---------- Task material

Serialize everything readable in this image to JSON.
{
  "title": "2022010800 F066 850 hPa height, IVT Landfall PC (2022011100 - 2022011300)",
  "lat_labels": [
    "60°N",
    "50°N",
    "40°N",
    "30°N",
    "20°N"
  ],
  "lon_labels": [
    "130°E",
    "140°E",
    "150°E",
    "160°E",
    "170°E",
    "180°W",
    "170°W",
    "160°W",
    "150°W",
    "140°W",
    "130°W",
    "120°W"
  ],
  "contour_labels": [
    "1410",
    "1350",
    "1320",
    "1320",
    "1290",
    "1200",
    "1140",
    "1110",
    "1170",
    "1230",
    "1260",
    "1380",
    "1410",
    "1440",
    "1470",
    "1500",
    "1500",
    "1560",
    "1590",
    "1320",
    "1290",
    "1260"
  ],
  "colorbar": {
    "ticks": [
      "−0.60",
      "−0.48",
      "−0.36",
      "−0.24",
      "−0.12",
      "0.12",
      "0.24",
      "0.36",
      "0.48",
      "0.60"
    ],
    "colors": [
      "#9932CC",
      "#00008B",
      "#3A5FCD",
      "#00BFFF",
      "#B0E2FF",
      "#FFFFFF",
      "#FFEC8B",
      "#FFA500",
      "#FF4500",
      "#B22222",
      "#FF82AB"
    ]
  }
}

--------------------

◆ Task to carry out: Write out the entries in full, exactly as given.

◆ Result of this task:
Serialize everything readable in this image to JSON.
{
  "title": "2022010800 F066 850 hPa height, IVT Landfall PC (2022011100 - 2022011300)",
  "lat_labels": [
    "60°N",
    "50°N",
    "40°N",
    "30°N",
    "20°N"
  ],
  "lon_labels": [
    "130°E",
    "140°E",
    "150°E",
    "160°E",
    "170°E",
    "180°W",
    "170°W",
    "160°W",
    "150°W",
    "140°W",
    "130°W",
    "120°W"
  ],
  "contour_labels": [
    "1410",
    "1350",
    "1320",
    "1320",
    "1290",
    "1200",
    "1140",
    "1110",
    "1170",
    "1230",
    "1260",
    "1380",
    "1410",
    "1440",
    "1470",
    "1500",
    "1500",
    "1560",
    "1590",
    "1320",
    "1290",
    "1260"
  ],
  "colorbar": {
    "ticks": [
      "−0.60",
      "−0.48",
      "−0.36",
      "−0.24",
      "−0.12",
      "0.12",
      "0.24",
      "0.36",
      "0.48",
      "0.60"
    ],
    "colors": [
      "#9932CC",
      "#00008B",
      "#3A5FCD",
      "#00BFFF",
      "#B0E2FF",
      "#FFFFFF",
      "#FFEC8B",
      "#FFA500",
      "#FF4500",
      "#B22222",
      "#FF82AB"
    ]
  }
}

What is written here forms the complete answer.